Given instruction → Pull out from the material below all lines with "否则为违例".

Raw records →
------------------------

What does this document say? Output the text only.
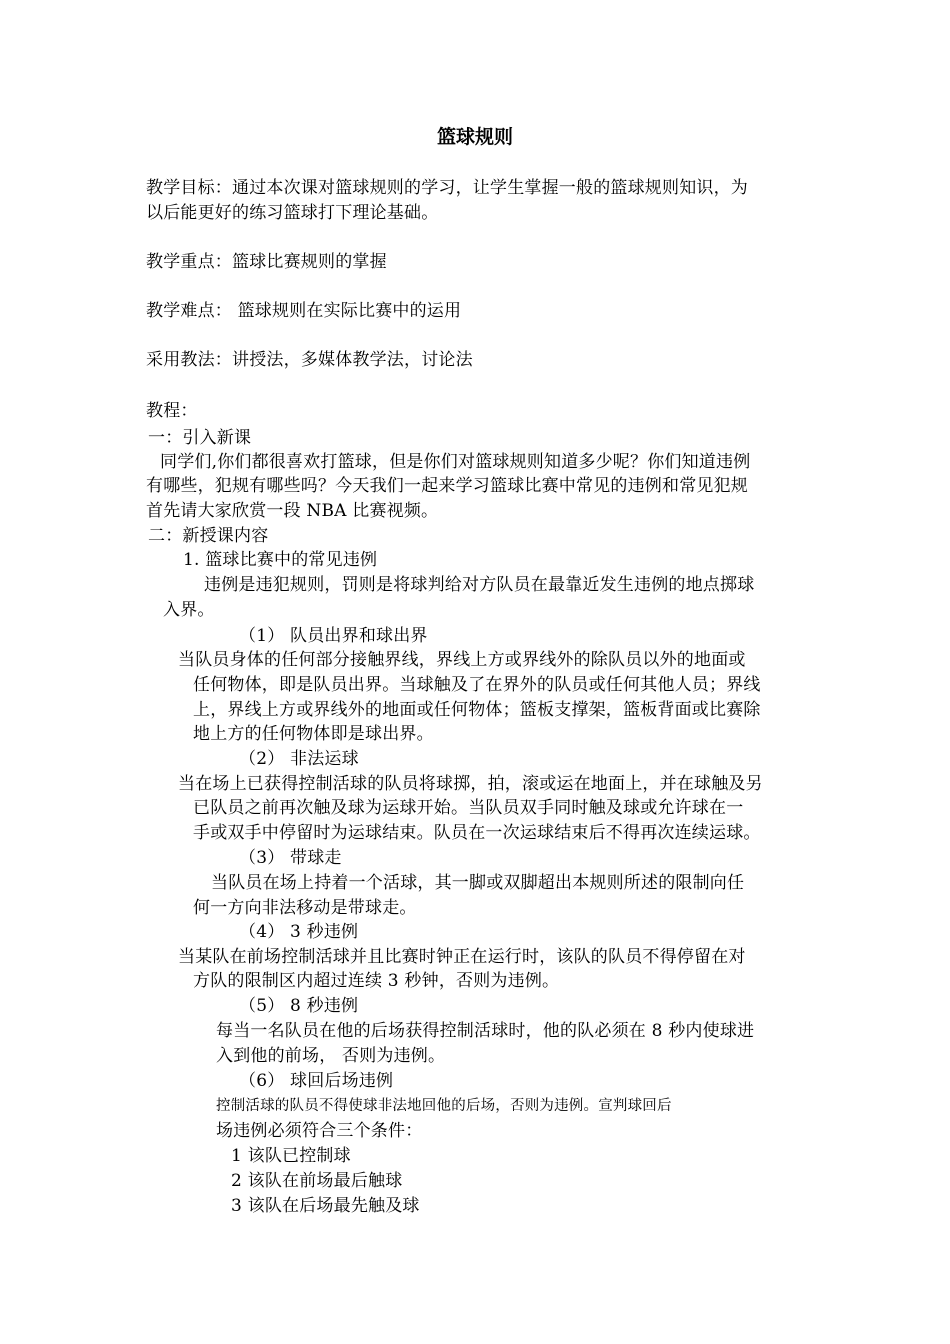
篮球规则
教学目标：通过本次课对篮球规则的学习，让学生掌握一般的篮球规则知识，为
以后能更好的练习篮球打下理论基础。
教学重点：篮球比赛规则的掌握
教学难点： 篮球规则在实际比赛中的运用
采用教法：讲授法，多媒体教学法，讨论法
教程：
一：引入新课
同学们,你们都很喜欢打篮球，但是你们对篮球规则知道多少呢？你们知道违例
有哪些，犯规有哪些吗？今天我们一起来学习篮球比赛中常见的违例和常见犯规
首先请大家欣赏一段 NBA 比赛视频。
二：新授课内容
1. 篮球比赛中的常见违例
违例是违犯规则，罚则是将球判给对方队员在最靠近发生违例的地点掷球
入界。
（1） 队员出界和球出界
当队员身体的任何部分接触界线，界线上方或界线外的除队员以外的地面或
任何物体，即是队员出界。当球触及了在界外的队员或任何其他人员；界线
上，界线上方或界线外的地面或任何物体；篮板支撑架，篮板背面或比赛除
地上方的任何物体即是球出界。
（2） 非法运球
当在场上已获得控制活球的队员将球掷，拍，滚或运在地面上，并在球触及另
已队员之前再次触及球为运球开始。当队员双手同时触及球或允许球在一
手或双手中停留时为运球结束。队员在一次运球结束后不得再次连续运球。
（3） 带球走
当队员在场上持着一个活球，其一脚或双脚超出本规则所述的限制向任
何一方向非法移动是带球走。
（4） 3 秒违例
当某队在前场控制活球并且比赛时钟正在运行时，该队的队员不得停留在对
方队的限制区内超过连续 3 秒钟，否则为违例。
（5） 8 秒违例
每当一名队员在他的后场获得控制活球时，他的队必须在 8 秒内使球进
入到他的前场， 否则为违例。
（6） 球回后场违例
控制活球的队员不得使球非法地回他的后场，否则为违例。宣判球回后
场违例必须符合三个条件：
1 该队已控制球
2 该队在前场最后触球
3 该队在后场最先触及球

------------------------

Task result →
方队的限制区内超过连续 3 秒钟，否则为违例。
入到他的前场， 否则为违例。
控制活球的队员不得使球非法地回他的后场，否则为违例。宣判球回后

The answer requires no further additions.